Description of the task: Without the pictures, can you quote each line below exactly?

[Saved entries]
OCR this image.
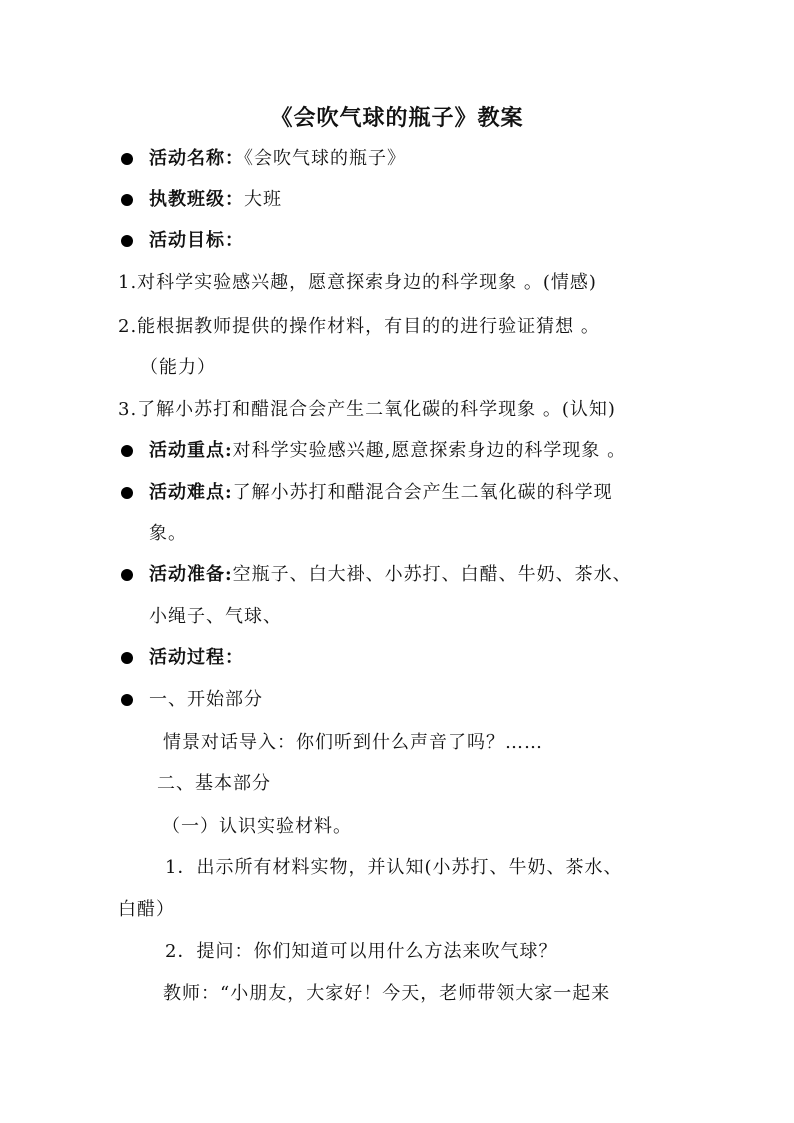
《会吹气球的瓶子》教案
活动名称：《会吹气球的瓶子》
执教班级：大班
活动目标：
1.对科学实验感兴趣，愿意探索身边的科学现象 。(情感)
2.能根据教师提供的操作材料，有目的的进行验证猜想 。
（能力）
3.了解小苏打和醋混合会产生二氧化碳的科学现象 。(认知)
活动重点:对科学实验感兴趣,愿意探索身边的科学现象 。
活动难点:了解小苏打和醋混合会产生二氧化碳的科学现
象。
活动准备:空瓶子、白大褂、小苏打、白醋、牛奶、茶水、
小绳子、气球、
活动过程：
一、开始部分
情景对话导入：你们听到什么声音了吗？……
二、基本部分
（一）认识实验材料。
1．出示所有材料实物，并认知(小苏打、牛奶、茶水、
白醋）
2．提问：你们知道可以用什么方法来吹气球？
教师：“小朋友，大家好！今天，老师带领大家一起来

Result for this exercise:
OCR this image.
《会吹气球的瓶子》教案
活动名称：《会吹气球的瓶子》
执教班级：大班
活动目标：
1.对科学实验感兴趣，愿意探索身边的科学现象 。(情感)
2.能根据教师提供的操作材料，有目的的进行验证猜想 。
（能力）
3.了解小苏打和醋混合会产生二氧化碳的科学现象 。(认知)
活动重点:对科学实验感兴趣,愿意探索身边的科学现象 。
活动难点:了解小苏打和醋混合会产生二氧化碳的科学现
象。
活动准备:空瓶子、白大褂、小苏打、白醋、牛奶、茶水、
小绳子、气球、
活动过程：
一、开始部分
情景对话导入：你们听到什么声音了吗？……
二、基本部分
（一）认识实验材料。
1．出示所有材料实物，并认知(小苏打、牛奶、茶水、
白醋）
2．提问：你们知道可以用什么方法来吹气球？
教师：“小朋友，大家好！今天，老师带领大家一起来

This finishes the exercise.